# Aim of the task
Go through the records and extract every line with the word "name".

── Extracted material

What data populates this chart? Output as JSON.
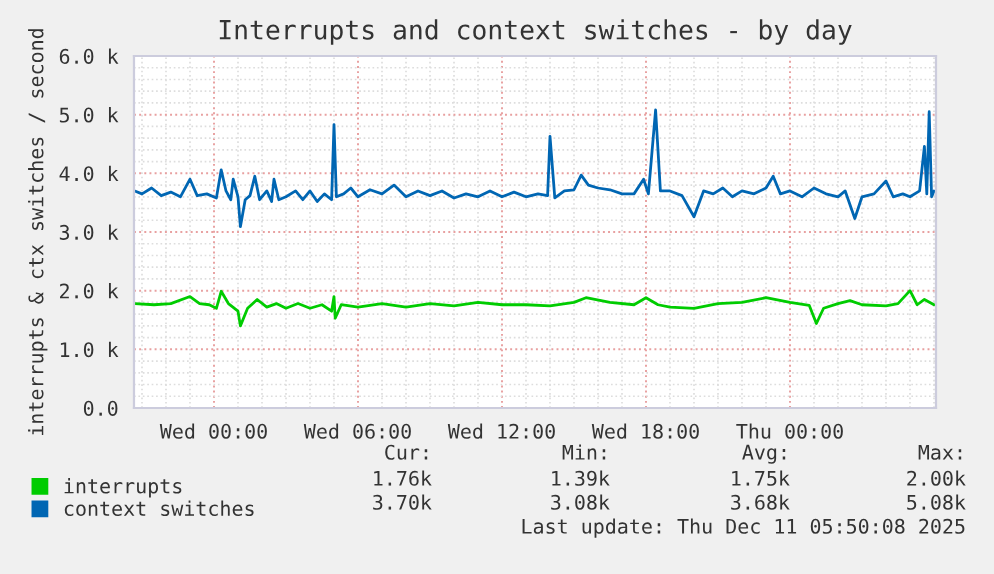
{
  "chart_data": {
    "type": "line",
    "title": "Interrupts and context switches - by day",
    "ylabel": "interrupts & ctx switches / second",
    "xlim": [
      "2025-12-09T20:40",
      "2025-12-11T06:05"
    ],
    "xticks": [
      {
        "value": "2025-12-10T00:00",
        "label": "Wed 00:00"
      },
      {
        "value": "2025-12-10T06:00",
        "label": "Wed 06:00"
      },
      {
        "value": "2025-12-10T12:00",
        "label": "Wed 12:00"
      },
      {
        "value": "2025-12-10T18:00",
        "label": "Wed 18:00"
      },
      {
        "value": "2025-12-11T00:00",
        "label": "Thu 00:00"
      }
    ],
    "ylim": [
      0,
      6000
    ],
    "yticks": [
      {
        "value": 0,
        "label": "0.0"
      },
      {
        "value": 1000,
        "label": "1.0 k"
      },
      {
        "value": 2000,
        "label": "2.0 k"
      },
      {
        "value": 3000,
        "label": "3.0 k"
      },
      {
        "value": 4000,
        "label": "4.0 k"
      },
      {
        "value": 5000,
        "label": "5.0 k"
      },
      {
        "value": 6000,
        "label": "6.0 k"
      }
    ],
    "grid": true,
    "legend": "bottom",
    "marker": "none",
    "line_style": "solid",
    "series": [
      {
        "name": "interrupts",
        "color": "#00cc00",
        "x": [
          "2025-12-09T20:42",
          "2025-12-09T21:30",
          "2025-12-09T22:12",
          "2025-12-09T23:00",
          "2025-12-09T23:24",
          "2025-12-09T23:48",
          "2025-12-10T00:06",
          "2025-12-10T00:18",
          "2025-12-10T00:36",
          "2025-12-10T01:00",
          "2025-12-10T01:06",
          "2025-12-10T01:24",
          "2025-12-10T01:48",
          "2025-12-10T02:12",
          "2025-12-10T02:36",
          "2025-12-10T03:00",
          "2025-12-10T03:30",
          "2025-12-10T04:00",
          "2025-12-10T04:30",
          "2025-12-10T04:54",
          "2025-12-10T05:00",
          "2025-12-10T05:03",
          "2025-12-10T05:18",
          "2025-12-10T06:00",
          "2025-12-10T07:00",
          "2025-12-10T08:00",
          "2025-12-10T09:00",
          "2025-12-10T10:00",
          "2025-12-10T11:00",
          "2025-12-10T12:00",
          "2025-12-10T13:00",
          "2025-12-10T14:00",
          "2025-12-10T15:00",
          "2025-12-10T15:30",
          "2025-12-10T16:30",
          "2025-12-10T17:30",
          "2025-12-10T18:00",
          "2025-12-10T18:30",
          "2025-12-10T19:00",
          "2025-12-10T20:00",
          "2025-12-10T21:00",
          "2025-12-10T22:00",
          "2025-12-10T23:00",
          "2025-12-11T00:00",
          "2025-12-11T00:48",
          "2025-12-11T01:06",
          "2025-12-11T01:24",
          "2025-12-11T02:00",
          "2025-12-11T02:30",
          "2025-12-11T03:00",
          "2025-12-11T04:00",
          "2025-12-11T04:30",
          "2025-12-11T05:00",
          "2025-12-11T05:18",
          "2025-12-11T05:36",
          "2025-12-11T06:00"
        ],
        "values": [
          1780,
          1760,
          1780,
          1900,
          1780,
          1760,
          1700,
          1990,
          1780,
          1650,
          1400,
          1700,
          1850,
          1720,
          1780,
          1700,
          1780,
          1700,
          1760,
          1650,
          1900,
          1530,
          1760,
          1720,
          1780,
          1720,
          1780,
          1740,
          1800,
          1760,
          1760,
          1740,
          1800,
          1880,
          1800,
          1760,
          1880,
          1760,
          1720,
          1700,
          1780,
          1800,
          1880,
          1800,
          1750,
          1440,
          1700,
          1780,
          1830,
          1760,
          1740,
          1780,
          2000,
          1760,
          1850,
          1760
        ]
      },
      {
        "name": "context switches",
        "color": "#0066b3",
        "x": [
          "2025-12-09T20:42",
          "2025-12-09T21:00",
          "2025-12-09T21:24",
          "2025-12-09T21:48",
          "2025-12-09T22:12",
          "2025-12-09T22:36",
          "2025-12-09T23:00",
          "2025-12-09T23:18",
          "2025-12-09T23:42",
          "2025-12-10T00:06",
          "2025-12-10T00:18",
          "2025-12-10T00:30",
          "2025-12-10T00:42",
          "2025-12-10T00:48",
          "2025-12-10T01:00",
          "2025-12-10T01:06",
          "2025-12-10T01:18",
          "2025-12-10T01:30",
          "2025-12-10T01:42",
          "2025-12-10T01:54",
          "2025-12-10T02:12",
          "2025-12-10T02:24",
          "2025-12-10T02:30",
          "2025-12-10T02:42",
          "2025-12-10T03:00",
          "2025-12-10T03:24",
          "2025-12-10T03:42",
          "2025-12-10T04:00",
          "2025-12-10T04:18",
          "2025-12-10T04:36",
          "2025-12-10T04:54",
          "2025-12-10T05:00",
          "2025-12-10T05:06",
          "2025-12-10T05:24",
          "2025-12-10T05:42",
          "2025-12-10T06:00",
          "2025-12-10T06:30",
          "2025-12-10T07:00",
          "2025-12-10T07:30",
          "2025-12-10T08:00",
          "2025-12-10T08:30",
          "2025-12-10T09:00",
          "2025-12-10T09:30",
          "2025-12-10T10:00",
          "2025-12-10T10:30",
          "2025-12-10T11:00",
          "2025-12-10T11:30",
          "2025-12-10T12:00",
          "2025-12-10T12:30",
          "2025-12-10T13:00",
          "2025-12-10T13:30",
          "2025-12-10T13:54",
          "2025-12-10T14:00",
          "2025-12-10T14:12",
          "2025-12-10T14:36",
          "2025-12-10T15:00",
          "2025-12-10T15:18",
          "2025-12-10T15:36",
          "2025-12-10T16:00",
          "2025-12-10T16:30",
          "2025-12-10T17:00",
          "2025-12-10T17:30",
          "2025-12-10T17:54",
          "2025-12-10T18:06",
          "2025-12-10T18:24",
          "2025-12-10T18:36",
          "2025-12-10T19:00",
          "2025-12-10T19:30",
          "2025-12-10T20:00",
          "2025-12-10T20:24",
          "2025-12-10T20:48",
          "2025-12-10T21:12",
          "2025-12-10T21:36",
          "2025-12-10T22:00",
          "2025-12-10T22:30",
          "2025-12-10T23:00",
          "2025-12-10T23:18",
          "2025-12-10T23:36",
          "2025-12-11T00:00",
          "2025-12-11T00:30",
          "2025-12-11T01:00",
          "2025-12-11T01:30",
          "2025-12-11T02:00",
          "2025-12-11T02:18",
          "2025-12-11T02:42",
          "2025-12-11T03:00",
          "2025-12-11T03:30",
          "2025-12-11T04:00",
          "2025-12-11T04:18",
          "2025-12-11T04:42",
          "2025-12-11T05:00",
          "2025-12-11T05:24",
          "2025-12-11T05:36",
          "2025-12-11T05:42",
          "2025-12-11T05:48",
          "2025-12-11T05:54",
          "2025-12-11T06:00"
        ],
        "values": [
          3700,
          3650,
          3750,
          3620,
          3680,
          3600,
          3900,
          3620,
          3650,
          3580,
          4060,
          3700,
          3550,
          3900,
          3600,
          3090,
          3550,
          3620,
          3950,
          3550,
          3700,
          3520,
          3900,
          3550,
          3600,
          3700,
          3550,
          3700,
          3520,
          3650,
          3550,
          4830,
          3600,
          3650,
          3750,
          3600,
          3720,
          3650,
          3800,
          3600,
          3700,
          3620,
          3700,
          3580,
          3650,
          3600,
          3700,
          3600,
          3680,
          3600,
          3650,
          3620,
          4630,
          3580,
          3700,
          3720,
          3970,
          3800,
          3750,
          3720,
          3650,
          3650,
          3900,
          3650,
          5080,
          3700,
          3700,
          3620,
          3260,
          3700,
          3650,
          3750,
          3600,
          3700,
          3650,
          3750,
          3950,
          3650,
          3700,
          3600,
          3750,
          3650,
          3600,
          3700,
          3230,
          3600,
          3650,
          3870,
          3600,
          3650,
          3600,
          3700,
          4460,
          3650,
          5050,
          3600,
          3700
        ]
      }
    ],
    "annotations": [
      "Cur:",
      "Min:",
      "Avg:",
      "Max:",
      "1.76k",
      "1.39k",
      "1.75k",
      "2.00k",
      "3.70k",
      "3.08k",
      "3.68k",
      "5.08k",
      "Last update: Thu Dec 11 05:50:08 2025"
    ]
  }
}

────

# Full output
        "name": "interrupts",
        "name": "context switches",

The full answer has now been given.